Required work = Put the lines of each entry below into a JSON list of strings, one string per line, with blank lines left out.

------------------------------------------------

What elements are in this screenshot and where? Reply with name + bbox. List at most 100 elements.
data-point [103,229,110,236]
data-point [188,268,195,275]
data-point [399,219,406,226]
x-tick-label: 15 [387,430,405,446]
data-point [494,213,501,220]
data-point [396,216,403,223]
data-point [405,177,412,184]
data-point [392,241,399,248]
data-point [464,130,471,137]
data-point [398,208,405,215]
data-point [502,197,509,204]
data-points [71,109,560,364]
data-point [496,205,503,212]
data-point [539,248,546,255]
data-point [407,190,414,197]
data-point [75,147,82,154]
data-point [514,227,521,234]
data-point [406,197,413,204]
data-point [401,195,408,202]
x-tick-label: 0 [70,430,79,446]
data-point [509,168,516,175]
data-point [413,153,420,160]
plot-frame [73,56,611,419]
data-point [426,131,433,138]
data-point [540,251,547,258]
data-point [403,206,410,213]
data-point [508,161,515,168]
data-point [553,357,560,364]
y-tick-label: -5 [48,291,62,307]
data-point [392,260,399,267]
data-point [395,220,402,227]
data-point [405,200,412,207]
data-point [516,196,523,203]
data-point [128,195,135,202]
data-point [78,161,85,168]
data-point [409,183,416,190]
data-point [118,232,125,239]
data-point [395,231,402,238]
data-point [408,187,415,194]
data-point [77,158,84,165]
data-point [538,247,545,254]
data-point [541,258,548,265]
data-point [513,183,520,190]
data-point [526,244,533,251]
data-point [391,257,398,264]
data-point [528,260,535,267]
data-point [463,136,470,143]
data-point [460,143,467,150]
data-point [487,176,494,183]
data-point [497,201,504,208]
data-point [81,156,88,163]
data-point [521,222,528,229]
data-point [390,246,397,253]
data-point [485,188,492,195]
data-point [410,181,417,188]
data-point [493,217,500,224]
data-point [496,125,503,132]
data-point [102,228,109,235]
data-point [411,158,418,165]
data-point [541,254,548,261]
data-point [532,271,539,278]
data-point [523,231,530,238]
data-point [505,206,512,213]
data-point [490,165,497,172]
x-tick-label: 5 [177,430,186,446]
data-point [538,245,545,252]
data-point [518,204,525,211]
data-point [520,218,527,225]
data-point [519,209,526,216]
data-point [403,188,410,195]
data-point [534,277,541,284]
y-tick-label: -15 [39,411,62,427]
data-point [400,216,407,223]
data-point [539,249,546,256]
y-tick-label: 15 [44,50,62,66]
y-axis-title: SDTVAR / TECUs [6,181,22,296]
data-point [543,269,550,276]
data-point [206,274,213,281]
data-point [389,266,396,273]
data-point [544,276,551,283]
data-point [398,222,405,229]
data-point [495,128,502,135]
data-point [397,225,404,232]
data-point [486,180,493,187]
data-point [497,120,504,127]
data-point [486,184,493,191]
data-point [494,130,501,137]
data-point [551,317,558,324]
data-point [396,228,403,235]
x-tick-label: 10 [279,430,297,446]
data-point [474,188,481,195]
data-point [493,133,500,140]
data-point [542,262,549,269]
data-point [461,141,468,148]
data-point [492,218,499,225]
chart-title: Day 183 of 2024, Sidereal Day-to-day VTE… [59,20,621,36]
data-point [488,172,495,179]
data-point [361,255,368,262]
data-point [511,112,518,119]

------------------------------------------------

Solution to the problem =
[
  "What elements are in this screenshot and where? Reply with name + bbox. List at most 100 elements.",
  "data-point [103,229,110,236]",
  "data-point [188,268,195,275]",
  "data-point [399,219,406,226]",
  "x-tick-label: 15 [387,430,405,446]",
  "data-point [494,213,501,220]",
  "data-point [396,216,403,223]",
  "data-point [405,177,412,184]",
  "data-point [392,241,399,248]",
  "data-point [464,130,471,137]",
  "data-point [398,208,405,215]",
  "data-point [502,197,509,204]",
  "data-points [71,109,560,364]",
  "data-point [496,205,503,212]",
  "data-point [539,248,546,255]",
  "data-point [407,190,414,197]",
  "data-point [75,147,82,154]",
  "data-point [514,227,521,234]",
  "data-point [406,197,413,204]",
  "data-point [401,195,408,202]",
  "x-tick-label: 0 [70,430,79,446]",
  "data-point [509,168,516,175]",
  "data-point [413,153,420,160]",
  "plot-frame [73,56,611,419]",
  "data-point [426,131,433,138]",
  "data-point [540,251,547,258]",
  "data-point [403,206,410,213]",
  "data-point [508,161,515,168]",
  "data-point [553,357,560,364]",
  "y-tick-label: -5 [48,291,62,307]",
  "data-point [392,260,399,267]",
  "data-point [395,220,402,227]",
  "data-point [405,200,412,207]",
  "data-point [516,196,523,203]",
  "data-point [128,195,135,202]",
  "data-point [78,161,85,168]",
  "data-point [409,183,416,190]",
  "data-point [118,232,125,239]",
  "data-point [395,231,402,238]",
  "data-point [408,187,415,194]",
  "data-point [77,158,84,165]",
  "data-point [538,247,545,254]",
  "data-point [541,258,548,265]",
  "data-point [513,183,520,190]",
  "data-point [526,244,533,251]",
  "data-point [391,257,398,264]",
  "data-point [528,260,535,267]",
  "data-point [463,136,470,143]",
  "data-point [460,143,467,150]",
  "data-point [487,176,494,183]",
  "data-point [497,201,504,208]",
  "data-point [81,156,88,163]",
  "data-point [521,222,528,229]",
  "data-point [390,246,397,253]",
  "data-point [485,188,492,195]",
  "data-point [410,181,417,188]",
  "data-point [493,217,500,224]",
  "data-point [496,125,503,132]",
  "data-point [102,228,109,235]",
  "data-point [411,158,418,165]",
  "data-point [541,254,548,261]",
  "data-point [532,271,539,278]",
  "data-point [523,231,530,238]",
  "data-point [505,206,512,213]",
  "data-point [490,165,497,172]",
  "x-tick-label: 5 [177,430,186,446]",
  "data-point [538,245,545,252]",
  "data-point [518,204,525,211]",
  "data-point [520,218,527,225]",
  "data-point [519,209,526,216]",
  "data-point [403,188,410,195]",
  "data-point [534,277,541,284]",
  "y-tick-label: -15 [39,411,62,427]",
  "data-point [400,216,407,223]",
  "data-point [539,249,546,256]",
  "y-tick-label: 15 [44,50,62,66]",
  "y-axis-title: SDTVAR / TECUs [6,181,22,296]",
  "data-point [543,269,550,276]",
  "data-point [206,274,213,281]",
  "data-point [389,266,396,273]",
  "data-point [544,276,551,283]",
  "data-point [398,222,405,229]",
  "data-point [495,128,502,135]",
  "data-point [397,225,404,232]",
  "data-point [486,180,493,187]",
  "data-point [497,120,504,127]",
  "data-point [486,184,493,191]",
  "data-point [494,130,501,137]",
  "data-point [551,317,558,324]",
  "data-point [396,228,403,235]",
  "x-tick-label: 10 [279,430,297,446]",
  "data-point [474,188,481,195]",
  "data-point [493,133,500,140]",
  "data-point [542,262,549,269]",
  "data-point [461,141,468,148]",
  "data-point [492,218,499,225]",
  "chart-title: Day 183 of 2024, Sidereal Day-to-day VTE… [59,20,621,36]",
  "data-point [488,172,495,179]",
  "data-point [361,255,368,262]",
  "data-point [511,112,518,119]"
]